-- START OF TASK MATERIAL --

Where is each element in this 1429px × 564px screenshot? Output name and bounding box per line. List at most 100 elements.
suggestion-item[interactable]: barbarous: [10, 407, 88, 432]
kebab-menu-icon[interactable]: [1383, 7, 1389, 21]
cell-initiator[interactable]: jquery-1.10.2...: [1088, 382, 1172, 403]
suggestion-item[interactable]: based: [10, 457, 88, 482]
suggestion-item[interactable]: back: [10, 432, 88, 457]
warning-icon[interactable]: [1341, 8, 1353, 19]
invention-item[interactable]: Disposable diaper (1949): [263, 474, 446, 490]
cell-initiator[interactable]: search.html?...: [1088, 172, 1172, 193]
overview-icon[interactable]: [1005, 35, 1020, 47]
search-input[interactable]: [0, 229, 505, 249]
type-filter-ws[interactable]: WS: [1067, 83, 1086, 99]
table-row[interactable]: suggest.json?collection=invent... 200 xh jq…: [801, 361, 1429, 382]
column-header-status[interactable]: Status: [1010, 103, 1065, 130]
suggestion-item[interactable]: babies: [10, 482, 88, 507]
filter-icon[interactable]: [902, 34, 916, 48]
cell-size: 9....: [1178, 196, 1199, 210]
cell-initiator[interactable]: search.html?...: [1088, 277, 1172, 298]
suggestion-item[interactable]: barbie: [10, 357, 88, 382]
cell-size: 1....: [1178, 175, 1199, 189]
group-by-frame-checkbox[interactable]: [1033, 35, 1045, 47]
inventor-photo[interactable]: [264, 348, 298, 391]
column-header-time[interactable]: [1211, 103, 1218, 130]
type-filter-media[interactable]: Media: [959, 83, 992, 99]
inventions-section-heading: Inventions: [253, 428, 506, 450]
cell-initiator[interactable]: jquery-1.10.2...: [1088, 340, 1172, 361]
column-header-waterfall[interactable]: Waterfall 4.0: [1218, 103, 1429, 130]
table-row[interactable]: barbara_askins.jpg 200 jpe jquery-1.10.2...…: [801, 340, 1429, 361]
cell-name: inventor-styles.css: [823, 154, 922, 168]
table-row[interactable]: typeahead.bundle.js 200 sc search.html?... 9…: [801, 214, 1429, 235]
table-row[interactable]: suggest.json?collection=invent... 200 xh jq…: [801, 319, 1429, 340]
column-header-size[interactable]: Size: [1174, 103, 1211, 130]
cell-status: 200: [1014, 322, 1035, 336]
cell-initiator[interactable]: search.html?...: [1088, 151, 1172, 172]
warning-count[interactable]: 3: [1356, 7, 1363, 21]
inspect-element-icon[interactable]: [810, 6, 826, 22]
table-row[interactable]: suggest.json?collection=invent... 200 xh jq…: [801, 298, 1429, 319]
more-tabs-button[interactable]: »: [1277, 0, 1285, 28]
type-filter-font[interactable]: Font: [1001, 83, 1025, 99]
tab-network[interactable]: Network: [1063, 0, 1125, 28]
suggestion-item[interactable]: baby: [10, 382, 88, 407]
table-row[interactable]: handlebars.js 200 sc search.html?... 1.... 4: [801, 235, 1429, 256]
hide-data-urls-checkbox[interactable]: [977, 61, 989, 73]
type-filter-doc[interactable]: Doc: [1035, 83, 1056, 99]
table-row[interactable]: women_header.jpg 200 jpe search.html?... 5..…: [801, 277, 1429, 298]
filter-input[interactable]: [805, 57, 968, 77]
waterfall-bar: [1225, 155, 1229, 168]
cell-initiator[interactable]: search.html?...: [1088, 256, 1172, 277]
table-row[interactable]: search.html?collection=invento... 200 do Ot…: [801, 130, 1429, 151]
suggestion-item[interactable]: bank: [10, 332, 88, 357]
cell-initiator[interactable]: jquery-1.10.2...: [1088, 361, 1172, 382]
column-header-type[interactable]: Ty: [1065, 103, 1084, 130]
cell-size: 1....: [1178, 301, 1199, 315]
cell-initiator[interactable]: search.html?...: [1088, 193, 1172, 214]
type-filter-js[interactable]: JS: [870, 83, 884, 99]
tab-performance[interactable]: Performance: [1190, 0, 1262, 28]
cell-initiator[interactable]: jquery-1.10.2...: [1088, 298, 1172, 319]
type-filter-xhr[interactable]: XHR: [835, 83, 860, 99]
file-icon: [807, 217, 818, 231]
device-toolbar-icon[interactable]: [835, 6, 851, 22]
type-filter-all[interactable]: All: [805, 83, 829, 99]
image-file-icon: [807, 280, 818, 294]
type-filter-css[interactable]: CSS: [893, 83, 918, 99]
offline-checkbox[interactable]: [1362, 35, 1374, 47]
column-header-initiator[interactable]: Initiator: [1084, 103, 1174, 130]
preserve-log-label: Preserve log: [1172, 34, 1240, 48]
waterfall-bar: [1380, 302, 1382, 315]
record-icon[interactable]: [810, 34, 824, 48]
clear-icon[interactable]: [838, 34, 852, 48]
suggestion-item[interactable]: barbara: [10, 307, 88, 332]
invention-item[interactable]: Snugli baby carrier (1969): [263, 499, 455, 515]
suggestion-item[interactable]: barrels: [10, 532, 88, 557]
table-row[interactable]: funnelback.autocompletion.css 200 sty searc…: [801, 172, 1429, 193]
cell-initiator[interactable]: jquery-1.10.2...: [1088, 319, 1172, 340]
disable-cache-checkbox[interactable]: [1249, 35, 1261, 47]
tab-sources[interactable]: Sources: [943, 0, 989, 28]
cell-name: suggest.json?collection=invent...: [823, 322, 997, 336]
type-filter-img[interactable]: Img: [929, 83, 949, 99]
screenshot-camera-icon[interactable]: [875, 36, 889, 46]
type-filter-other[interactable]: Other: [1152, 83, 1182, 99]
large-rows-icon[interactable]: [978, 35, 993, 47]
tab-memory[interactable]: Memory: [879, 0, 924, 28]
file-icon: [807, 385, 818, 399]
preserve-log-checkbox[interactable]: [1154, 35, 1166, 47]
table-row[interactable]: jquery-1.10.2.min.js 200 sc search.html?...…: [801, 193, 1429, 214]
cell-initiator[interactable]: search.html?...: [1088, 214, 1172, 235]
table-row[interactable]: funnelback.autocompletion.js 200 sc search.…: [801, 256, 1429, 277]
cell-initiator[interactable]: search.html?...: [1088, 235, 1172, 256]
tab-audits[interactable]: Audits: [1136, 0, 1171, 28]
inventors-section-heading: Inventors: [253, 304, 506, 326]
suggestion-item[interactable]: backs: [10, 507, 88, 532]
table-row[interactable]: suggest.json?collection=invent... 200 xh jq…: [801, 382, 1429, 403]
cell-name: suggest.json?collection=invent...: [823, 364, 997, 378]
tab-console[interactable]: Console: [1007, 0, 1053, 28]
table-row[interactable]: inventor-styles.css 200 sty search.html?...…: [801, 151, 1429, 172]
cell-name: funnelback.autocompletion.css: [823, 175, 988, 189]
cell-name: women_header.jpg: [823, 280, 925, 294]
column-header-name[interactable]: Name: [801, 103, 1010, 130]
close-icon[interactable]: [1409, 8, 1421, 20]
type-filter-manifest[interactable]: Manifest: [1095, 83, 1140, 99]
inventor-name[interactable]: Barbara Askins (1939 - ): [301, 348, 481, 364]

-- END OF TASK MATERIAL --

Reproduce the material above line for line, without changing a single character.

Where is each element in this 1429px × 564px screenshot? Output name and bounding box per line. List at most 100 elements.
suggestion-item[interactable]: barbarous: [10, 407, 88, 432]
kebab-menu-icon[interactable]: [1383, 7, 1389, 21]
cell-initiator[interactable]: jquery-1.10.2...: [1088, 382, 1172, 403]
suggestion-item[interactable]: based: [10, 457, 88, 482]
suggestion-item[interactable]: back: [10, 432, 88, 457]
warning-icon[interactable]: [1341, 8, 1353, 19]
invention-item[interactable]: Disposable diaper (1949): [263, 474, 446, 490]
cell-initiator[interactable]: search.html?...: [1088, 172, 1172, 193]
overview-icon[interactable]: [1005, 35, 1020, 47]
search-input[interactable]: [0, 229, 505, 249]
type-filter-ws[interactable]: WS: [1067, 83, 1086, 99]
table-row[interactable]: suggest.json?collection=invent... 200 xh jq…: [801, 361, 1429, 382]
column-header-status[interactable]: Status: [1010, 103, 1065, 130]
suggestion-item[interactable]: babies: [10, 482, 88, 507]
filter-icon[interactable]: [902, 34, 916, 48]
cell-size: 9....: [1178, 196, 1199, 210]
cell-initiator[interactable]: search.html?...: [1088, 277, 1172, 298]
suggestion-item[interactable]: barbie: [10, 357, 88, 382]
cell-size: 1....: [1178, 175, 1199, 189]
group-by-frame-checkbox[interactable]: [1033, 35, 1045, 47]
inventor-photo[interactable]: [264, 348, 298, 391]
column-header-time[interactable]: [1211, 103, 1218, 130]
type-filter-media[interactable]: Media: [959, 83, 992, 99]
inventions-section-heading: Inventions: [253, 428, 506, 450]
cell-initiator[interactable]: jquery-1.10.2...: [1088, 340, 1172, 361]
column-header-waterfall[interactable]: Waterfall 4.0: [1218, 103, 1429, 130]
table-row[interactable]: barbara_askins.jpg 200 jpe jquery-1.10.2...…: [801, 340, 1429, 361]
cell-name: inventor-styles.css: [823, 154, 922, 168]
table-row[interactable]: typeahead.bundle.js 200 sc search.html?... 9…: [801, 214, 1429, 235]
table-row[interactable]: suggest.json?collection=invent... 200 xh jq…: [801, 319, 1429, 340]
column-header-size[interactable]: Size: [1174, 103, 1211, 130]
cell-status: 200: [1014, 322, 1035, 336]
cell-initiator[interactable]: search.html?...: [1088, 151, 1172, 172]
warning-count[interactable]: 3: [1356, 7, 1363, 21]
inspect-element-icon[interactable]: [810, 6, 826, 22]
table-row[interactable]: suggest.json?collection=invent... 200 xh jq…: [801, 298, 1429, 319]
more-tabs-button[interactable]: »: [1277, 0, 1285, 28]
type-filter-font[interactable]: Font: [1001, 83, 1025, 99]
tab-network[interactable]: Network: [1063, 0, 1125, 28]
suggestion-item[interactable]: baby: [10, 382, 88, 407]
table-row[interactable]: handlebars.js 200 sc search.html?... 1.... 4: [801, 235, 1429, 256]
hide-data-urls-checkbox[interactable]: [977, 61, 989, 73]
type-filter-doc[interactable]: Doc: [1035, 83, 1056, 99]
table-row[interactable]: women_header.jpg 200 jpe search.html?... 5..…: [801, 277, 1429, 298]
filter-input[interactable]: [805, 57, 968, 77]
waterfall-bar: [1225, 155, 1229, 168]
cell-initiator[interactable]: search.html?...: [1088, 256, 1172, 277]
table-row[interactable]: search.html?collection=invento... 200 do Ot…: [801, 130, 1429, 151]
suggestion-item[interactable]: bank: [10, 332, 88, 357]
cell-initiator[interactable]: jquery-1.10.2...: [1088, 361, 1172, 382]
column-header-type[interactable]: Ty: [1065, 103, 1084, 130]
cell-size: 1....: [1178, 301, 1199, 315]
cell-initiator[interactable]: search.html?...: [1088, 193, 1172, 214]
type-filter-js[interactable]: JS: [870, 83, 884, 99]
tab-performance[interactable]: Performance: [1190, 0, 1262, 28]
cell-initiator[interactable]: jquery-1.10.2...: [1088, 298, 1172, 319]
type-filter-xhr[interactable]: XHR: [835, 83, 860, 99]
file-icon: [807, 217, 818, 231]
device-toolbar-icon[interactable]: [835, 6, 851, 22]
type-filter-all[interactable]: All: [805, 83, 829, 99]
image-file-icon: [807, 280, 818, 294]
type-filter-css[interactable]: CSS: [893, 83, 918, 99]
offline-checkbox[interactable]: [1362, 35, 1374, 47]
column-header-initiator[interactable]: Initiator: [1084, 103, 1174, 130]
preserve-log-label: Preserve log: [1172, 34, 1240, 48]
waterfall-bar: [1380, 302, 1382, 315]
record-icon[interactable]: [810, 34, 824, 48]
clear-icon[interactable]: [838, 34, 852, 48]
suggestion-item[interactable]: barbara: [10, 307, 88, 332]
invention-item[interactable]: Snugli baby carrier (1969): [263, 499, 455, 515]
suggestion-item[interactable]: barrels: [10, 532, 88, 557]
table-row[interactable]: funnelback.autocompletion.css 200 sty searc…: [801, 172, 1429, 193]
cell-initiator[interactable]: jquery-1.10.2...: [1088, 319, 1172, 340]
disable-cache-checkbox[interactable]: [1249, 35, 1261, 47]
tab-sources[interactable]: Sources: [943, 0, 989, 28]
cell-name: suggest.json?collection=invent...: [823, 322, 997, 336]
type-filter-img[interactable]: Img: [929, 83, 949, 99]
screenshot-camera-icon[interactable]: [875, 36, 889, 46]
type-filter-other[interactable]: Other: [1152, 83, 1182, 99]
large-rows-icon[interactable]: [978, 35, 993, 47]
tab-memory[interactable]: Memory: [879, 0, 924, 28]
file-icon: [807, 385, 818, 399]
preserve-log-checkbox[interactable]: [1154, 35, 1166, 47]
table-row[interactable]: jquery-1.10.2.min.js 200 sc search.html?...…: [801, 193, 1429, 214]
cell-initiator[interactable]: search.html?...: [1088, 214, 1172, 235]
table-row[interactable]: funnelback.autocompletion.js 200 sc search.…: [801, 256, 1429, 277]
cell-initiator[interactable]: search.html?...: [1088, 235, 1172, 256]
tab-audits[interactable]: Audits: [1136, 0, 1171, 28]
inventors-section-heading: Inventors: [253, 304, 506, 326]
suggestion-item[interactable]: backs: [10, 507, 88, 532]
table-row[interactable]: suggest.json?collection=invent... 200 xh jq…: [801, 382, 1429, 403]
cell-name: suggest.json?collection=invent...: [823, 364, 997, 378]
tab-console[interactable]: Console: [1007, 0, 1053, 28]
table-row[interactable]: inventor-styles.css 200 sty search.html?...…: [801, 151, 1429, 172]
cell-name: funnelback.autocompletion.css: [823, 175, 988, 189]
cell-name: women_header.jpg: [823, 280, 925, 294]
column-header-name[interactable]: Name: [801, 103, 1010, 130]
close-icon[interactable]: [1409, 8, 1421, 20]
type-filter-manifest[interactable]: Manifest: [1095, 83, 1140, 99]
inventor-name[interactable]: Barbara Askins (1939 - ): [301, 348, 481, 364]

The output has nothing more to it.